──────── LISTED ENTRIES

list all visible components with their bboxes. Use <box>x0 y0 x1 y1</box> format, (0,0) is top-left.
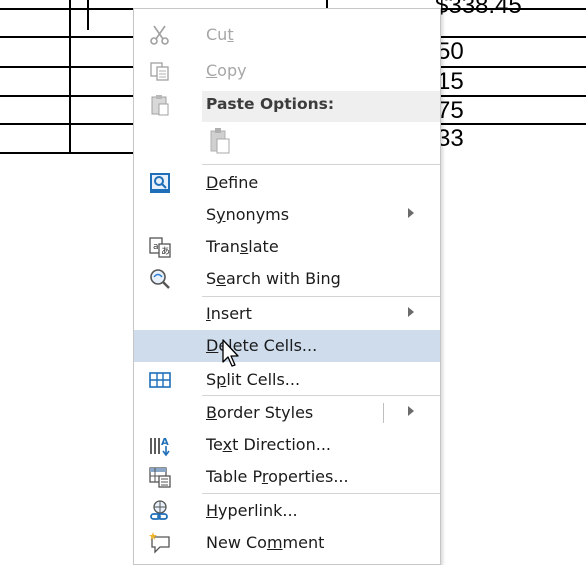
clipboard-icon <box>151 95 169 116</box>
hyperlink-label: Hyperlink... <box>206 501 298 520</box>
menu-item-define[interactable]: Define <box>134 167 440 199</box>
cell-value[interactable]: 15 <box>437 70 464 94</box>
text-direction-icon: A <box>150 437 170 457</box>
clipboard-paste-icon <box>210 128 230 154</box>
copy-label: Copy <box>206 61 247 80</box>
search-bing-label: Search with Bing <box>206 269 341 288</box>
menu-item-copy[interactable]: Copy <box>134 55 440 87</box>
translate-label: Translate <box>206 237 279 256</box>
menu-separator <box>202 493 440 494</box>
split-cells-label: Split Cells... <box>206 370 301 389</box>
new-comment-label: New Comment <box>206 533 325 552</box>
copy-icon <box>150 62 169 81</box>
menu-item-border-styles[interactable]: Border Styles <box>134 397 440 429</box>
menu-item-table-properties[interactable]: Table Properties... <box>134 461 440 493</box>
menu-item-cut[interactable]: Cut <box>134 19 440 51</box>
context-menu: Cut Copy Paste Options: Define Synonyms … <box>133 8 441 565</box>
paste-options-label: Paste Options: <box>206 95 335 113</box>
text-direction-label: Text Direction... <box>206 435 331 454</box>
menu-item-split-cells[interactable]: Split Cells... <box>134 364 440 396</box>
table-properties-icon <box>149 467 171 488</box>
synonyms-label: Synonyms <box>206 205 290 224</box>
cell-value[interactable]: 33 <box>437 127 464 151</box>
submenu-arrow-icon <box>408 208 414 218</box>
split-button-divider <box>383 403 384 423</box>
new-comment-icon <box>149 532 170 554</box>
menu-item-delete-cells[interactable]: Delete Cells... <box>134 330 440 362</box>
submenu-arrow-icon <box>408 307 414 317</box>
menu-item-translate[interactable]: a あ Translate <box>134 231 440 263</box>
split-cells-icon <box>149 372 171 388</box>
translate-icon: a あ <box>149 237 171 258</box>
table-properties-label: Table Properties... <box>206 467 349 486</box>
cell-value[interactable]: 50 <box>437 40 464 64</box>
define-label: Define <box>206 173 259 192</box>
hyperlink-icon <box>150 500 168 520</box>
menu-item-text-direction[interactable]: A Text Direction... <box>134 429 440 461</box>
cut-label: Cut <box>206 25 234 44</box>
cell-value[interactable]: 75 <box>437 99 464 123</box>
menu-separator <box>202 296 440 297</box>
scissors-icon <box>150 25 169 45</box>
menu-separator <box>202 395 440 396</box>
border-styles-label: Border Styles <box>206 403 314 422</box>
search-bing-icon <box>150 269 170 289</box>
svg-text:A: A <box>161 437 169 448</box>
define-search-icon <box>150 173 170 193</box>
menu-item-search-bing[interactable]: Search with Bing <box>134 263 440 295</box>
cell-value[interactable]: $338.45 <box>435 0 522 18</box>
mouse-pointer-icon <box>222 339 239 367</box>
menu-item-insert[interactable]: Insert <box>134 298 440 330</box>
menu-item-synonyms[interactable]: Synonyms <box>134 199 440 231</box>
menu-item-new-comment[interactable]: New Comment <box>134 527 440 559</box>
menu-separator <box>202 164 440 165</box>
submenu-arrow-icon <box>408 406 414 416</box>
paste-keep-formatting-button[interactable] <box>202 125 242 159</box>
table-border <box>69 0 71 154</box>
svg-text:あ: あ <box>161 246 170 257</box>
menu-item-hyperlink[interactable]: Hyperlink... <box>134 495 440 527</box>
svg-text:a: a <box>153 242 159 252</box>
insert-label: Insert <box>206 304 252 323</box>
text-cursor <box>87 0 89 30</box>
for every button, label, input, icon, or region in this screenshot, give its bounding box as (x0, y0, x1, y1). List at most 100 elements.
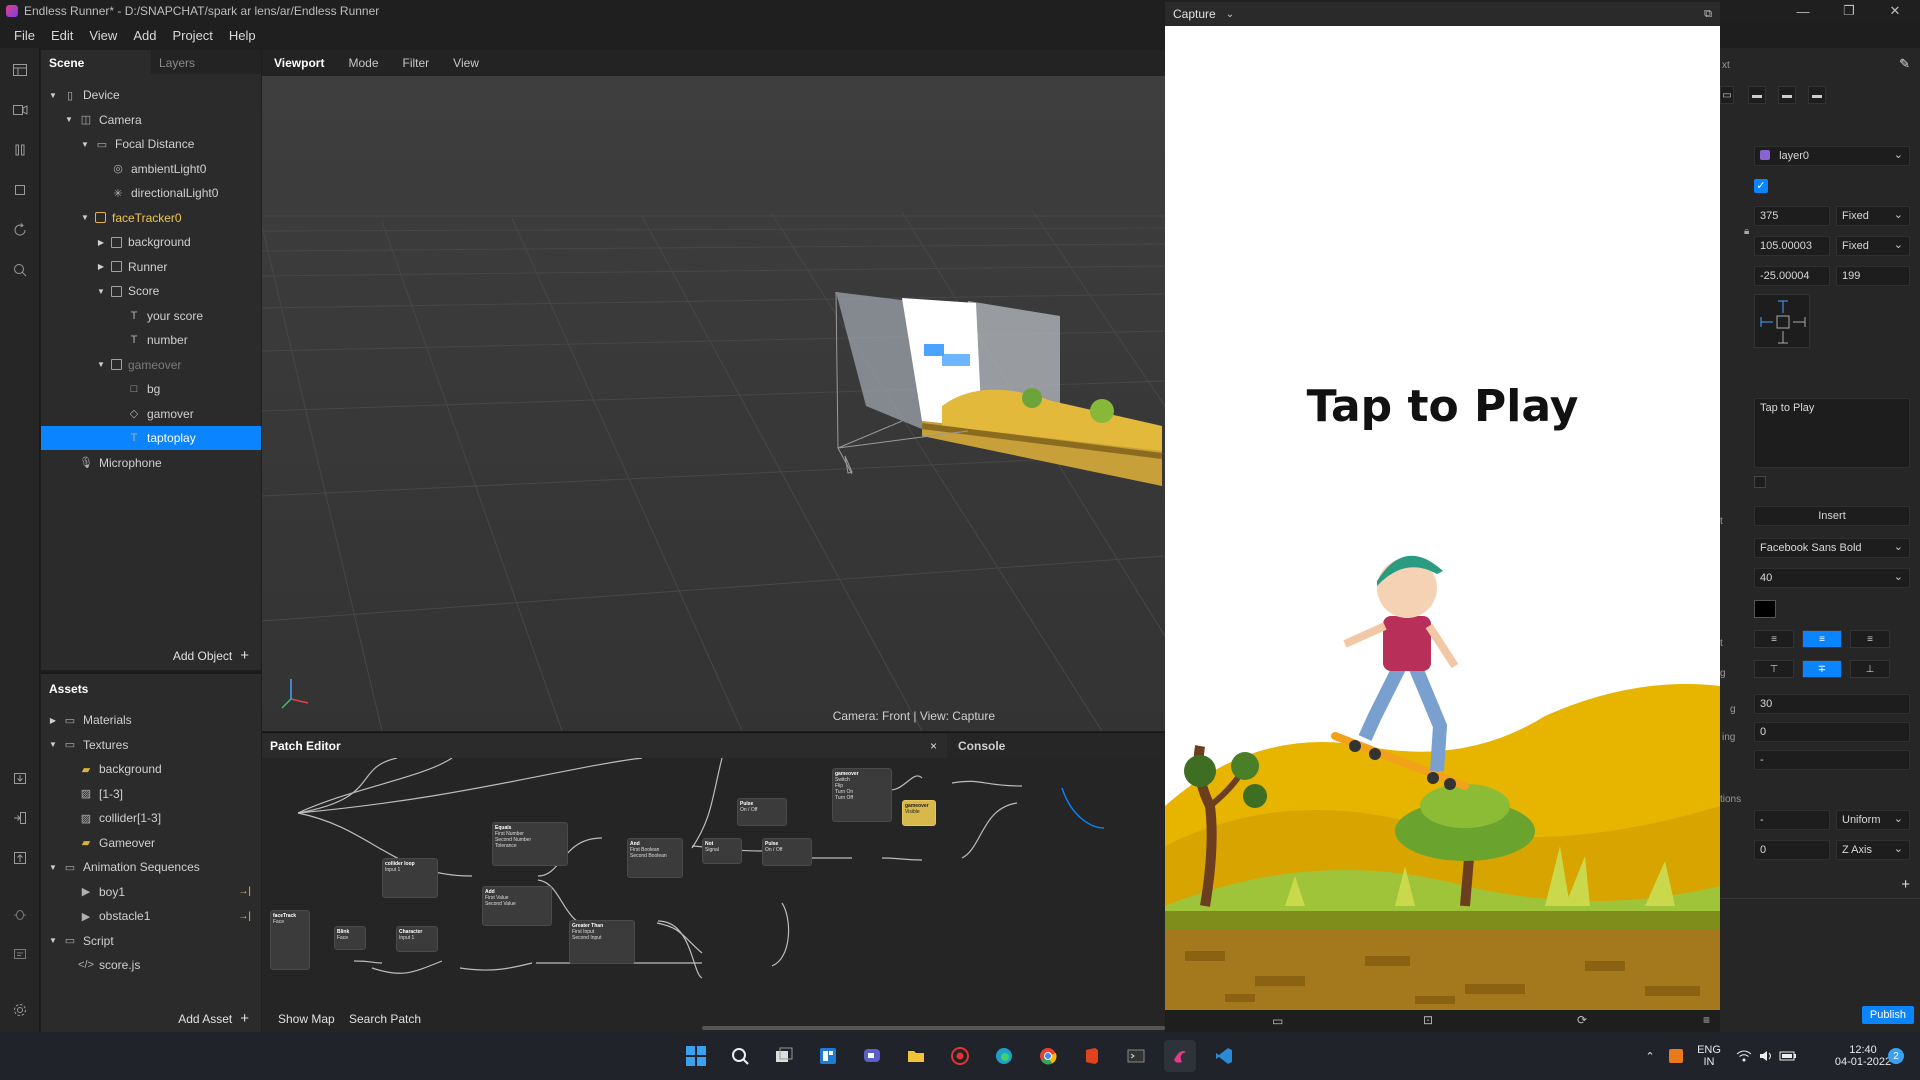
asset-tree-item[interactable]: ▰ background (41, 757, 261, 781)
scale-input[interactable]: - (1754, 810, 1830, 830)
scene-tree-item[interactable]: ▼ ▯ Device (41, 83, 261, 107)
patch-node[interactable]: And First Boolean Second Boolean (627, 838, 683, 878)
patch-node[interactable]: Pulse On / Off (762, 838, 812, 866)
patch-node[interactable]: faceTrack Face (270, 910, 310, 970)
caret-down-icon[interactable]: ▼ (95, 285, 107, 297)
align-right-edge-icon[interactable]: ▬ (1808, 86, 1826, 104)
search-patch-button[interactable]: Search Patch (349, 1012, 421, 1026)
popout-icon[interactable]: ⧉ (1704, 8, 1712, 21)
asset-tree-item[interactable]: </> score.js (41, 953, 261, 977)
spacing-input[interactable]: - (1754, 750, 1910, 770)
patch-node[interactable]: gameover Switch Flip Turn On Turn Off (832, 768, 892, 822)
valign-bottom-icon[interactable]: ⊥ (1850, 660, 1890, 678)
publish-button[interactable]: Publish (1861, 1006, 1914, 1024)
battery-icon[interactable] (1778, 1032, 1798, 1080)
vscode-icon[interactable] (1208, 1040, 1240, 1072)
tab-patch-editor[interactable]: Patch Editor (262, 733, 947, 759)
terminal-icon[interactable] (1120, 1040, 1152, 1072)
bug-icon[interactable] (10, 904, 30, 924)
mode-menu[interactable]: Mode (336, 56, 390, 70)
valign-middle-icon[interactable]: ∓ (1802, 660, 1842, 678)
tab-layers[interactable]: Layers (151, 50, 261, 74)
asset-tree-item[interactable]: ▶ ▭ Materials (41, 708, 261, 732)
patch-editor-canvas[interactable]: Equals First Number Second Number Tolerance… (262, 758, 1165, 1032)
scene-tree-item[interactable]: ▶ background (41, 230, 261, 254)
tab-viewport[interactable]: Viewport (262, 56, 336, 70)
chevron-down-icon[interactable]: ⌄ (1226, 9, 1234, 20)
caret-right-icon[interactable]: ▶ (95, 236, 107, 248)
add-property-plus-icon[interactable]: + (1901, 876, 1910, 893)
scene-tree-item[interactable]: □ bg (41, 377, 261, 401)
scene-tree-item[interactable]: ✳ directionalLight0 (41, 181, 261, 205)
menu-project[interactable]: Project (164, 28, 220, 43)
scale-mode-select[interactable]: Uniform (1836, 810, 1910, 830)
volume-icon[interactable] (1756, 1032, 1776, 1080)
valign-top-icon[interactable]: ⊤ (1754, 660, 1794, 678)
height-mode-select[interactable]: Fixed (1836, 236, 1910, 256)
close-patch-editor-button[interactable]: × (922, 733, 945, 759)
show-map-button[interactable]: Show Map (278, 1012, 335, 1026)
asset-tree-item[interactable]: ▶ obstacle1 →| (41, 904, 261, 928)
start-windows-icon[interactable] (680, 1040, 712, 1072)
office-icon[interactable] (1076, 1040, 1108, 1072)
wifi-icon[interactable] (1734, 1032, 1754, 1080)
language-indicator[interactable]: ENG IN (1692, 1032, 1726, 1080)
caret-right-icon[interactable]: ▶ (95, 261, 107, 273)
width-input[interactable]: 375 (1754, 206, 1830, 226)
asset-tree-item[interactable]: ▼ ▭ Script (41, 929, 261, 953)
scene-tree-item[interactable]: ▼ ▭ Focal Distance (41, 132, 261, 156)
caret-down-icon[interactable]: ▼ (95, 359, 107, 371)
notifications-badge[interactable]: 2 (1886, 1032, 1906, 1080)
view-menu[interactable]: View (441, 56, 491, 70)
scene-tree-item[interactable]: ◇ gamover (41, 402, 261, 426)
caret-right-icon[interactable]: ▶ (47, 714, 59, 726)
scene-tree-item[interactable]: ▼ ◫ Camera (41, 108, 261, 132)
settings-gear-icon[interactable] (10, 1000, 30, 1020)
minimize-button[interactable]: — (1780, 0, 1826, 22)
spark-ar-taskbar-icon[interactable] (1164, 1040, 1196, 1072)
scene-tree-item[interactable]: Tyour score (41, 304, 261, 328)
line-spacing-input[interactable]: 0 (1754, 722, 1910, 742)
layer-select[interactable]: layer0 (1754, 146, 1910, 166)
caret-down-icon[interactable]: ▼ (79, 138, 91, 150)
insert-button[interactable]: Insert (1754, 506, 1910, 526)
video-icon[interactable] (10, 100, 30, 120)
scene-tree-item[interactable]: Ttaptoplay (41, 426, 261, 450)
scene-tree-item[interactable]: ▼ Score (41, 279, 261, 303)
import-icon[interactable] (10, 768, 30, 788)
menu-edit[interactable]: Edit (43, 28, 81, 43)
width-mode-select[interactable]: Fixed (1836, 206, 1910, 226)
antivirus-tray-icon[interactable] (1662, 1032, 1690, 1080)
align-right-icon[interactable]: ≡ (1850, 630, 1890, 648)
asset-tree-item[interactable]: ▼ ▭ Textures (41, 733, 261, 757)
file-explorer-icon[interactable] (900, 1040, 932, 1072)
patch-node[interactable]: Pulse On / Off (737, 798, 787, 826)
square-icon[interactable] (10, 180, 30, 200)
filter-menu[interactable]: Filter (391, 56, 442, 70)
letter-spacing-input[interactable]: 30 (1754, 694, 1910, 714)
patch-node[interactable]: Greater Than First Input Second Input (569, 920, 635, 964)
patch-node[interactable]: Not Signal (702, 838, 742, 864)
menu-add[interactable]: Add (125, 28, 164, 43)
add-asset-button[interactable]: Add Asset + (178, 1010, 249, 1027)
edge-browser-icon[interactable] (988, 1040, 1020, 1072)
patch-node[interactable]: gameover Visible (902, 800, 936, 826)
font-select[interactable]: Facebook Sans Bold (1754, 538, 1910, 558)
asset-tree-item[interactable]: ▼ ▭ Animation Sequences (41, 855, 261, 879)
scene-tree-item[interactable]: ◎ ambientLight0 (41, 157, 261, 181)
search-icon[interactable] (10, 260, 30, 280)
scene-tree-item[interactable]: Tnumber (41, 328, 261, 352)
show-hidden-icons-icon[interactable]: ⌃ (1640, 1032, 1660, 1080)
magic-wand-icon[interactable]: ✎ (1899, 56, 1910, 72)
lock-ratio-icon[interactable]: 🔒︎ (1744, 226, 1749, 237)
maximize-button[interactable]: ❐ (1826, 0, 1872, 22)
rotation-axis-select[interactable]: Z Axis (1836, 840, 1910, 860)
capture-preview[interactable]: Tap to Play (1165, 26, 1720, 1010)
scene-tree-item[interactable]: 🎙︎ Microphone (41, 451, 261, 475)
export-icon[interactable] (10, 808, 30, 828)
asset-tree-item[interactable]: ▨ [1-3] (41, 782, 261, 806)
align-icon[interactable]: ▭ (1720, 86, 1734, 104)
task-view-icon[interactable] (768, 1040, 800, 1072)
position-y-input[interactable]: 199 (1836, 266, 1910, 286)
screen-recorder-icon[interactable] (944, 1040, 976, 1072)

────────────────

▶ **TRY IT**: What lines in the listing above hold the string "Insert"? List them.

▶ **WRITTEN SOLUTION**:
menu-item-insert[interactable]: Insert <box>134 298 440 330</box>
insert-label: Insert <box>206 304 252 323</box>
insert-button[interactable]: Insert (1754, 506, 1910, 526)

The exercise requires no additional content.